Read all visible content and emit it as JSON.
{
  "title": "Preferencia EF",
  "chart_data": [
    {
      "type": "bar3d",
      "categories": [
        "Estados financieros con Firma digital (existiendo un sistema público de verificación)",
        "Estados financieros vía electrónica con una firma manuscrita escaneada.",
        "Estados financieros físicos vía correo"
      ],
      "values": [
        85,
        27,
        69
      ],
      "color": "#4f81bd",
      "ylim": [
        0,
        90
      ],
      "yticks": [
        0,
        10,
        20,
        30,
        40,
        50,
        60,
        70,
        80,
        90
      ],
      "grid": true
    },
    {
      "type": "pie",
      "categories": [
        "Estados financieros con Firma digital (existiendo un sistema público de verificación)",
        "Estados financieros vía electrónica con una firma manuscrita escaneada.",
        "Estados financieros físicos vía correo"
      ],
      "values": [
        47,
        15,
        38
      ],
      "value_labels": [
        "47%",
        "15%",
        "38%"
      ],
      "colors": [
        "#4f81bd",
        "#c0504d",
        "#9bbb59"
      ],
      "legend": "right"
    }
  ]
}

◇ ◇ ◇ ◇ ◇

Task objective
Repeat every entry exactly as written above.

The result
Read all visible content and emit it as JSON.
{
  "title": "Preferencia EF",
  "chart_data": [
    {
      "type": "bar3d",
      "categories": [
        "Estados financieros con Firma digital (existiendo un sistema público de verificación)",
        "Estados financieros vía electrónica con una firma manuscrita escaneada.",
        "Estados financieros físicos vía correo"
      ],
      "values": [
        85,
        27,
        69
      ],
      "color": "#4f81bd",
      "ylim": [
        0,
        90
      ],
      "yticks": [
        0,
        10,
        20,
        30,
        40,
        50,
        60,
        70,
        80,
        90
      ],
      "grid": true
    },
    {
      "type": "pie",
      "categories": [
        "Estados financieros con Firma digital (existiendo un sistema público de verificación)",
        "Estados financieros vía electrónica con una firma manuscrita escaneada.",
        "Estados financieros físicos vía correo"
      ],
      "values": [
        47,
        15,
        38
      ],
      "value_labels": [
        "47%",
        "15%",
        "38%"
      ],
      "colors": [
        "#4f81bd",
        "#c0504d",
        "#9bbb59"
      ],
      "legend": "right"
    }
  ]
}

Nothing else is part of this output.